**Task details**. Your task is to repeat all of the data exactly while excluding the pictures.

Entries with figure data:
——
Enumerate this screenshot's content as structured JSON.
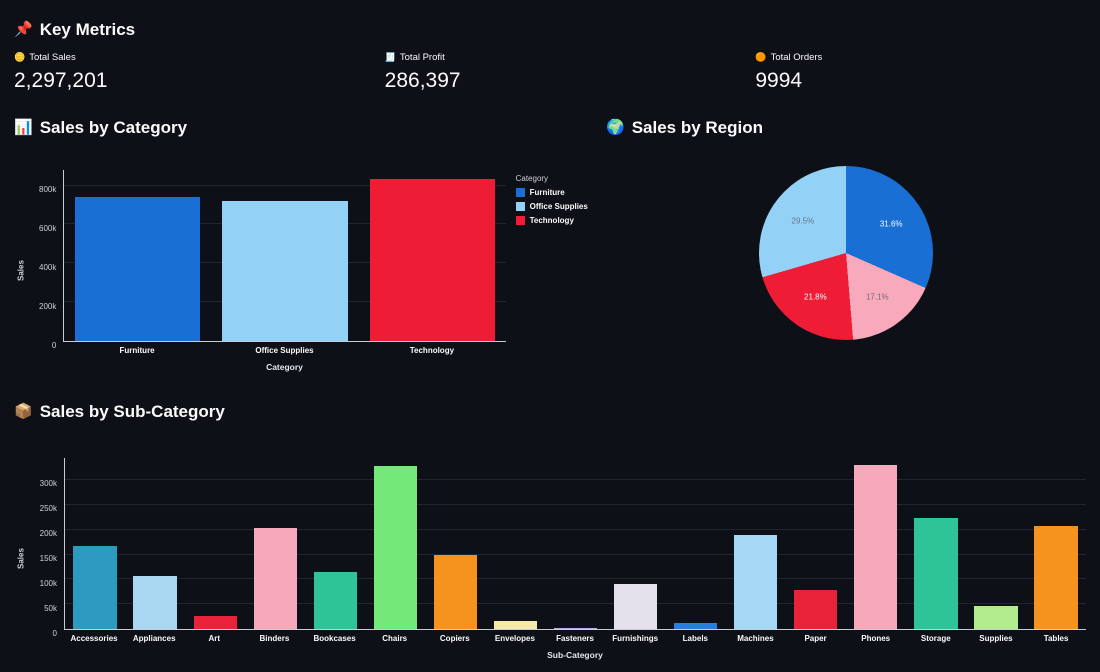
{
  "page": {
    "background": "#0d1117"
  },
  "key_metrics": {
    "icon": "📌",
    "title": "Key Metrics",
    "items": [
      {
        "icon": "🪙",
        "label": "Total Sales",
        "value": "2,297,201"
      },
      {
        "icon": "🧾",
        "label": "Total Profit",
        "value": "286,397"
      },
      {
        "icon": "🟠",
        "label": "Total Orders",
        "value": "9994"
      }
    ]
  },
  "sections": {
    "category": {
      "icon": "📊",
      "title": "Sales by Category"
    },
    "region": {
      "icon": "🌍",
      "title": "Sales by Region"
    },
    "subcategory": {
      "icon": "📦",
      "title": "Sales by Sub-Category"
    }
  },
  "chart_data": [
    {
      "type": "bar",
      "title": "Sales by Category",
      "categories": [
        "Furniture",
        "Office Supplies",
        "Technology"
      ],
      "values": [
        742000,
        719047,
        836154
      ],
      "colors": [
        "#1a6fd4",
        "#93d1f7",
        "#ee1d35"
      ],
      "xlabel": "Category",
      "ylabel": "Sales",
      "ylim": [
        0,
        880000
      ],
      "yticks": [
        0,
        200000,
        400000,
        600000,
        800000
      ],
      "ytick_labels": [
        "0",
        "200k",
        "400k",
        "600k",
        "800k"
      ],
      "grid": true,
      "legend": {
        "title": "Category",
        "position": "right",
        "entries": [
          {
            "label": "Furniture",
            "color": "#1a6fd4"
          },
          {
            "label": "Office Supplies",
            "color": "#93d1f7"
          },
          {
            "label": "Technology",
            "color": "#ee1d35"
          }
        ]
      }
    },
    {
      "type": "pie",
      "title": "Sales by Region",
      "slices": [
        {
          "label": "31.6%",
          "value": 31.6,
          "color": "#1a6fd4",
          "text_color": "#ffffff"
        },
        {
          "label": "17.1%",
          "value": 17.1,
          "color": "#f8a9bc",
          "text_color": "#6e6e78"
        },
        {
          "label": "21.8%",
          "value": 21.8,
          "color": "#ee1d35",
          "text_color": "#ffffff"
        },
        {
          "label": "29.5%",
          "value": 29.5,
          "color": "#93d1f7",
          "text_color": "#677785"
        }
      ]
    },
    {
      "type": "bar",
      "title": "Sales by Sub-Category",
      "categories": [
        "Accessories",
        "Appliances",
        "Art",
        "Binders",
        "Bookcases",
        "Chairs",
        "Copiers",
        "Envelopes",
        "Fasteners",
        "Furnishings",
        "Labels",
        "Machines",
        "Paper",
        "Phones",
        "Storage",
        "Supplies",
        "Tables"
      ],
      "values": [
        167380,
        107532,
        27119,
        203413,
        114880,
        328449,
        149528,
        16476,
        3024,
        91705,
        12486,
        189239,
        78479,
        330007,
        223844,
        46674,
        206966
      ],
      "colors": [
        "#2d9bbf",
        "#a9d7f2",
        "#e82339",
        "#f6a9ba",
        "#2fc498",
        "#74e878",
        "#f6921e",
        "#f7e9a9",
        "#b9aee8",
        "#e4e1ec",
        "#2a7fd4",
        "#a5d8f5",
        "#e82339",
        "#f6a9ba",
        "#2fc498",
        "#b2ec8f",
        "#f6921e"
      ],
      "xlabel": "Sub-Category",
      "ylabel": "Sales",
      "ylim": [
        0,
        345000
      ],
      "yticks": [
        0,
        50000,
        100000,
        150000,
        200000,
        250000,
        300000
      ],
      "ytick_labels": [
        "0",
        "50k",
        "100k",
        "150k",
        "200k",
        "250k",
        "300k"
      ],
      "grid": true
    }
  ]
}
——
**Result below**.
Enumerate this screenshot's content as structured JSON.
{
  "page": {
    "background": "#0d1117"
  },
  "key_metrics": {
    "icon": "📌",
    "title": "Key Metrics",
    "items": [
      {
        "icon": "🪙",
        "label": "Total Sales",
        "value": "2,297,201"
      },
      {
        "icon": "🧾",
        "label": "Total Profit",
        "value": "286,397"
      },
      {
        "icon": "🟠",
        "label": "Total Orders",
        "value": "9994"
      }
    ]
  },
  "sections": {
    "category": {
      "icon": "📊",
      "title": "Sales by Category"
    },
    "region": {
      "icon": "🌍",
      "title": "Sales by Region"
    },
    "subcategory": {
      "icon": "📦",
      "title": "Sales by Sub-Category"
    }
  },
  "chart_data": [
    {
      "type": "bar",
      "title": "Sales by Category",
      "categories": [
        "Furniture",
        "Office Supplies",
        "Technology"
      ],
      "values": [
        742000,
        719047,
        836154
      ],
      "colors": [
        "#1a6fd4",
        "#93d1f7",
        "#ee1d35"
      ],
      "xlabel": "Category",
      "ylabel": "Sales",
      "ylim": [
        0,
        880000
      ],
      "yticks": [
        0,
        200000,
        400000,
        600000,
        800000
      ],
      "ytick_labels": [
        "0",
        "200k",
        "400k",
        "600k",
        "800k"
      ],
      "grid": true,
      "legend": {
        "title": "Category",
        "position": "right",
        "entries": [
          {
            "label": "Furniture",
            "color": "#1a6fd4"
          },
          {
            "label": "Office Supplies",
            "color": "#93d1f7"
          },
          {
            "label": "Technology",
            "color": "#ee1d35"
          }
        ]
      }
    },
    {
      "type": "pie",
      "title": "Sales by Region",
      "slices": [
        {
          "label": "31.6%",
          "value": 31.6,
          "color": "#1a6fd4",
          "text_color": "#ffffff"
        },
        {
          "label": "17.1%",
          "value": 17.1,
          "color": "#f8a9bc",
          "text_color": "#6e6e78"
        },
        {
          "label": "21.8%",
          "value": 21.8,
          "color": "#ee1d35",
          "text_color": "#ffffff"
        },
        {
          "label": "29.5%",
          "value": 29.5,
          "color": "#93d1f7",
          "text_color": "#677785"
        }
      ]
    },
    {
      "type": "bar",
      "title": "Sales by Sub-Category",
      "categories": [
        "Accessories",
        "Appliances",
        "Art",
        "Binders",
        "Bookcases",
        "Chairs",
        "Copiers",
        "Envelopes",
        "Fasteners",
        "Furnishings",
        "Labels",
        "Machines",
        "Paper",
        "Phones",
        "Storage",
        "Supplies",
        "Tables"
      ],
      "values": [
        167380,
        107532,
        27119,
        203413,
        114880,
        328449,
        149528,
        16476,
        3024,
        91705,
        12486,
        189239,
        78479,
        330007,
        223844,
        46674,
        206966
      ],
      "colors": [
        "#2d9bbf",
        "#a9d7f2",
        "#e82339",
        "#f6a9ba",
        "#2fc498",
        "#74e878",
        "#f6921e",
        "#f7e9a9",
        "#b9aee8",
        "#e4e1ec",
        "#2a7fd4",
        "#a5d8f5",
        "#e82339",
        "#f6a9ba",
        "#2fc498",
        "#b2ec8f",
        "#f6921e"
      ],
      "xlabel": "Sub-Category",
      "ylabel": "Sales",
      "ylim": [
        0,
        345000
      ],
      "yticks": [
        0,
        50000,
        100000,
        150000,
        200000,
        250000,
        300000
      ],
      "ytick_labels": [
        "0",
        "50k",
        "100k",
        "150k",
        "200k",
        "250k",
        "300k"
      ],
      "grid": true
    }
  ]
}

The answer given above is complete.